- Directions for this task
Gather each line of the records where "going" appears.

Stored records:
** begin **

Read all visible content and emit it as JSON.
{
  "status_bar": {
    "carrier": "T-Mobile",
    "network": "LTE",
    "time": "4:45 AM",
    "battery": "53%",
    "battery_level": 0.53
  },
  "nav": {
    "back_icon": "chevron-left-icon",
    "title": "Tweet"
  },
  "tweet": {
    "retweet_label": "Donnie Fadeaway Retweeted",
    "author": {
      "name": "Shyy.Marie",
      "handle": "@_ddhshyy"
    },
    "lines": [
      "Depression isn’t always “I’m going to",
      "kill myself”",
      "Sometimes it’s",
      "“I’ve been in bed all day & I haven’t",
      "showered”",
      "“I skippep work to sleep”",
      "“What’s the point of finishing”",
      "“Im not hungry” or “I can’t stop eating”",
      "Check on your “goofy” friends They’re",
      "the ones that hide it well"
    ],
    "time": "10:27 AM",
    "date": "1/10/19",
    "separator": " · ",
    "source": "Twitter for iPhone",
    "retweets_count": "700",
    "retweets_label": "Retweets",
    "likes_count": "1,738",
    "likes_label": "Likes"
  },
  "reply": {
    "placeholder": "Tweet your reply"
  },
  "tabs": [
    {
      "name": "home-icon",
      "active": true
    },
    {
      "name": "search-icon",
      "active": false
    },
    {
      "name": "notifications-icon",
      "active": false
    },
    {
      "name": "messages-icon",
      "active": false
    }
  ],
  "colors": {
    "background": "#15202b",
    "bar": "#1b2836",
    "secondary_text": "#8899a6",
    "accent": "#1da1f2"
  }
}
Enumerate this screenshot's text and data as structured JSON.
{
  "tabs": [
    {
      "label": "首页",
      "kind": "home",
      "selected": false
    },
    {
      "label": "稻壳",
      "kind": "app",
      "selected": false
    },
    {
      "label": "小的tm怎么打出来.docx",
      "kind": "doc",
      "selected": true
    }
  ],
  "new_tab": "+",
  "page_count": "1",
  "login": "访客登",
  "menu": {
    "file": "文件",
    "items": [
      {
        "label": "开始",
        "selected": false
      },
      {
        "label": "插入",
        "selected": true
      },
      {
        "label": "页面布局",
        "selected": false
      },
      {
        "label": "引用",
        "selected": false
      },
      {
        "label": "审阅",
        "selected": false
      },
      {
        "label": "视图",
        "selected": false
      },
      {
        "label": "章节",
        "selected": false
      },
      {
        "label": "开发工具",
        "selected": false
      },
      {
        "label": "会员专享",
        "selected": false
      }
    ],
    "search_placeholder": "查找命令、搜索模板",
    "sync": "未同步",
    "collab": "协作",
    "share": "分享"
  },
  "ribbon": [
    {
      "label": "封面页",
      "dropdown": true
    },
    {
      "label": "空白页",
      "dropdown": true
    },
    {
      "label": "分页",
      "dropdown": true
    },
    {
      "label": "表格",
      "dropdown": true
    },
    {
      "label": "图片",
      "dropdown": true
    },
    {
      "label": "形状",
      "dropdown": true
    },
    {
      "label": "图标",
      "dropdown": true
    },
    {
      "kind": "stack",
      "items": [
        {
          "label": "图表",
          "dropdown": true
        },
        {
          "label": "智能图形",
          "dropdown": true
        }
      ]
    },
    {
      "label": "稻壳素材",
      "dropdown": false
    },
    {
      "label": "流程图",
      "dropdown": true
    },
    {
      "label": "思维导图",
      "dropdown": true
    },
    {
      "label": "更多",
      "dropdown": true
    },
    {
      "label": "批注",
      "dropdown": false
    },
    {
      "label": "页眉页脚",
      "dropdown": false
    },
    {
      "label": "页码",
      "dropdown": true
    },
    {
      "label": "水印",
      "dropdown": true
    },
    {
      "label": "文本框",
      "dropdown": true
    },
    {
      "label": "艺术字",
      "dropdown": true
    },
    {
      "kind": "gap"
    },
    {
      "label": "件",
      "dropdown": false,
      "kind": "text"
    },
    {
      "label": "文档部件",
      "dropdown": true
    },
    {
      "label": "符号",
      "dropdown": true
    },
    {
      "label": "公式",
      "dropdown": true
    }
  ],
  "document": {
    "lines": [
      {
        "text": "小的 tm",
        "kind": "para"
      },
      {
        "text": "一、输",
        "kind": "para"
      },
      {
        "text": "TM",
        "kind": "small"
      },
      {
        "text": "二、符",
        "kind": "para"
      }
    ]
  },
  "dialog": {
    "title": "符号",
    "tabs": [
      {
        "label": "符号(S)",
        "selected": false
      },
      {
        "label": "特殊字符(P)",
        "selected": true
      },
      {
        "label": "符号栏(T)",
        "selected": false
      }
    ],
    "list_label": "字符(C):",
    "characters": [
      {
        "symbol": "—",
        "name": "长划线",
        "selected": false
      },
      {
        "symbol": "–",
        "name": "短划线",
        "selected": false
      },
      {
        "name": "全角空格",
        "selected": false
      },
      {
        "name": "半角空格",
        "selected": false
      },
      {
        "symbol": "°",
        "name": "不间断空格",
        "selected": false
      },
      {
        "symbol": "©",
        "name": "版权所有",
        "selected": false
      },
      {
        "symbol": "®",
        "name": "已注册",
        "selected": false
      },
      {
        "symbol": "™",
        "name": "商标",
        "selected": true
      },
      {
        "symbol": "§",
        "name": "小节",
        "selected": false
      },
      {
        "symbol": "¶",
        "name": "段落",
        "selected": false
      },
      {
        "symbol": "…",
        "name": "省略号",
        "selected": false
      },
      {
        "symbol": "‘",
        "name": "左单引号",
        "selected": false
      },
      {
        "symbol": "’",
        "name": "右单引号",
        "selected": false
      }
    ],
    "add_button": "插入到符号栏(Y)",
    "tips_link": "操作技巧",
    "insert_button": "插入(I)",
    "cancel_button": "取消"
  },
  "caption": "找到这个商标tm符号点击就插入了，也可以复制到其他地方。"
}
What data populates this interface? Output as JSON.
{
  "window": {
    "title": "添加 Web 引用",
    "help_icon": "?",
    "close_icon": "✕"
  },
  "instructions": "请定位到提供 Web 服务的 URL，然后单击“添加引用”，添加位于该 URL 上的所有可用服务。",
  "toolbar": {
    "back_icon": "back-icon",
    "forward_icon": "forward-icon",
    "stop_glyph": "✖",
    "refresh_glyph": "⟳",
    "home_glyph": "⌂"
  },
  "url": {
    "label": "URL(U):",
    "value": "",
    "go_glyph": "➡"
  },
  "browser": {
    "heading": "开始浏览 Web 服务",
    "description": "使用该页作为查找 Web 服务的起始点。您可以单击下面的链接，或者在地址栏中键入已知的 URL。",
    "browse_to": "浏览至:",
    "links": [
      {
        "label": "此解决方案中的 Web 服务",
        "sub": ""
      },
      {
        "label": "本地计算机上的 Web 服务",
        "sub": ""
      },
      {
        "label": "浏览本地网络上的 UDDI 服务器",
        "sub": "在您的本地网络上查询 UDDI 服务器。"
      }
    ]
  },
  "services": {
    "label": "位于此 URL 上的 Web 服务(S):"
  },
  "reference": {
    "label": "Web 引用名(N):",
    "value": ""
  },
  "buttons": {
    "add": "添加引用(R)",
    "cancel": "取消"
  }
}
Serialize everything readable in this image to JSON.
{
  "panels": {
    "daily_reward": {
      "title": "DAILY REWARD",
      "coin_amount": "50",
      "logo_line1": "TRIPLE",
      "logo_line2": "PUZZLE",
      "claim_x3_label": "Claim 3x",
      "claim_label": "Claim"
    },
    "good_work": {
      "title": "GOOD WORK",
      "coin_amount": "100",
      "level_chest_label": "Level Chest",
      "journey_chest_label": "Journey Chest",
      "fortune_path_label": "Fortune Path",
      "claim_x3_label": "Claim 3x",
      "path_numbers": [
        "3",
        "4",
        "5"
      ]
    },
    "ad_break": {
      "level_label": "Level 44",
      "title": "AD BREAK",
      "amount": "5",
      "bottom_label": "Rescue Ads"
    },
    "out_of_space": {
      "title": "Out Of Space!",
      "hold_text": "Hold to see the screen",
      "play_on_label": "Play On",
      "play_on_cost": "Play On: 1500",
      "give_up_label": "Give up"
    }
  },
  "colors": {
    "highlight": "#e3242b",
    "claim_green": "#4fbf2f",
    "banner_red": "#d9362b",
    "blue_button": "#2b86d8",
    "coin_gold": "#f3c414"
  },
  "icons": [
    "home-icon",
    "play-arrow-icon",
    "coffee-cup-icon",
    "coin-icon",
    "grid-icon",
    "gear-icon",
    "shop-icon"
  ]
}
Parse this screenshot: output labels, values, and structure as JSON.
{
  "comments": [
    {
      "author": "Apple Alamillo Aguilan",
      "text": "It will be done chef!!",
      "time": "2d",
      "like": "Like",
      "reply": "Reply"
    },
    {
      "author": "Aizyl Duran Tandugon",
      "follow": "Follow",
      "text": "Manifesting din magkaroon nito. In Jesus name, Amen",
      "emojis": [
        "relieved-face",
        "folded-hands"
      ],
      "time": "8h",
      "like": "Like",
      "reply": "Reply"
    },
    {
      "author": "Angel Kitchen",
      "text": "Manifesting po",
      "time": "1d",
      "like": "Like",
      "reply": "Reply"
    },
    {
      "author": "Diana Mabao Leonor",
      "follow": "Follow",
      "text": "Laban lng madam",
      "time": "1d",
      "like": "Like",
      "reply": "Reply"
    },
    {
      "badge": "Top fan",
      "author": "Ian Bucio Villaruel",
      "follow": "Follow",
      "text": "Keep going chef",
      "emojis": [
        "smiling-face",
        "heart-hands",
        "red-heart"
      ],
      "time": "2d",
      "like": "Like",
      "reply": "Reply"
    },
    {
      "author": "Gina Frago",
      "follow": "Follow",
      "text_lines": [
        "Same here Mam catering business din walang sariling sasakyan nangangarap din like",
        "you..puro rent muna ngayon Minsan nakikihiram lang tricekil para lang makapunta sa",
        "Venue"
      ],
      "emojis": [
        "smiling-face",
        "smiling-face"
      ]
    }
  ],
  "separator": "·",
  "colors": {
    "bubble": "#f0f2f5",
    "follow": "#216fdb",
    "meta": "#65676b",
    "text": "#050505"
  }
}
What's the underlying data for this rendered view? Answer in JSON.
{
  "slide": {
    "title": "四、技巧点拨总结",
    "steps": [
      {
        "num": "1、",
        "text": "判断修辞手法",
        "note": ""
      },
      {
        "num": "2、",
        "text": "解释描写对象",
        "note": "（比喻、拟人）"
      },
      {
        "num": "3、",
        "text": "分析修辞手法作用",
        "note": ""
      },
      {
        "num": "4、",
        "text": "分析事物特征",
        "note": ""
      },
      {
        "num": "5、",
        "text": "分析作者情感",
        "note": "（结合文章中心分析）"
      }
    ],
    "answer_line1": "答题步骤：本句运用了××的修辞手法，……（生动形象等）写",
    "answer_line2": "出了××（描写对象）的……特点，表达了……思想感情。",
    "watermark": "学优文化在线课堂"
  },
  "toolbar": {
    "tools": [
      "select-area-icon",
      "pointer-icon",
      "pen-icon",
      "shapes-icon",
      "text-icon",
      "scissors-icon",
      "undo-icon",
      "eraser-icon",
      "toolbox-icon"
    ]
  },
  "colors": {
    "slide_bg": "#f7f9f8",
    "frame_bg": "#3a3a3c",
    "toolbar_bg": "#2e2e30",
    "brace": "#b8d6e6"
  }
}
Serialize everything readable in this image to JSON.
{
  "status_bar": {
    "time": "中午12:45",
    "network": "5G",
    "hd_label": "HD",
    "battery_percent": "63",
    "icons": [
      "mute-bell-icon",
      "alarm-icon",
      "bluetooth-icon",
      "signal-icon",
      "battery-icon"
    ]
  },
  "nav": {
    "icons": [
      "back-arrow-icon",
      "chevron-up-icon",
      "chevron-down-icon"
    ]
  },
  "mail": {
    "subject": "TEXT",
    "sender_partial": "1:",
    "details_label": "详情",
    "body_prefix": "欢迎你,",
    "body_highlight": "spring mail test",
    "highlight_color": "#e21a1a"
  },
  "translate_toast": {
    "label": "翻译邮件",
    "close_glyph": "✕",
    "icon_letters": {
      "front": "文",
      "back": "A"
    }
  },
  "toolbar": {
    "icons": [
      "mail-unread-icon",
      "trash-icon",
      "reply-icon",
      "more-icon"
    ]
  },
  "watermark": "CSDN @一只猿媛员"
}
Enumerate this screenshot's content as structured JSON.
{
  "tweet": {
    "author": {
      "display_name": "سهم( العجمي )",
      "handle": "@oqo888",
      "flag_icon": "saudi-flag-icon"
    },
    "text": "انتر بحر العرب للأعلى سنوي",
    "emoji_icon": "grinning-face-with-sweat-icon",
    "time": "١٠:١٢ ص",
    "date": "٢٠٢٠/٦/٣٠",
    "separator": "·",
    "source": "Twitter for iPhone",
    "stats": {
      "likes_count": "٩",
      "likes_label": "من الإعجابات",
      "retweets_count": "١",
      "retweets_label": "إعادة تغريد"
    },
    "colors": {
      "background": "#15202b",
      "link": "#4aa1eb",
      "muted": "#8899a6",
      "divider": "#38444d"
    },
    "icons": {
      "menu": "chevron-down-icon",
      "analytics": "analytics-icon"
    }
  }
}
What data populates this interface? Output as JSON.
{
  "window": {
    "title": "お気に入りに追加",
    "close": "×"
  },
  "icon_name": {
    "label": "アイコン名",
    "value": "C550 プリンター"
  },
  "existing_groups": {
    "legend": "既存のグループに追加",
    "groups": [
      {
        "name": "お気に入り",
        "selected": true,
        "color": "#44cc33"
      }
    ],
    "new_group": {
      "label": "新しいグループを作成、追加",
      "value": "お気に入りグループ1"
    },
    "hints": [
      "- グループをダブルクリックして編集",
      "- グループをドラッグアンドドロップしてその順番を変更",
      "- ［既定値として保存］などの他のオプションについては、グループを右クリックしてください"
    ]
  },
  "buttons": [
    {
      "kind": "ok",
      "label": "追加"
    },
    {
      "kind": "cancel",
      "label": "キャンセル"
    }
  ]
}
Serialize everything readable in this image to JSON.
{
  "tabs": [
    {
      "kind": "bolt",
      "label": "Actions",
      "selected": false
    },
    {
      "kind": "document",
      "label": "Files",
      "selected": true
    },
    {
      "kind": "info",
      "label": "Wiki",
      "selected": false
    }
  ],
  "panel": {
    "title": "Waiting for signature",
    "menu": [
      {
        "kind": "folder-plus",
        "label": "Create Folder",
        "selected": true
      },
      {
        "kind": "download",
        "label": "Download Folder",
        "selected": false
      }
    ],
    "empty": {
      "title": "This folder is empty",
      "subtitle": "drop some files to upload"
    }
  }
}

** end **

- Output for this task
      "Depression isn’t always “I’m going to",
      "text": "Keep going chef",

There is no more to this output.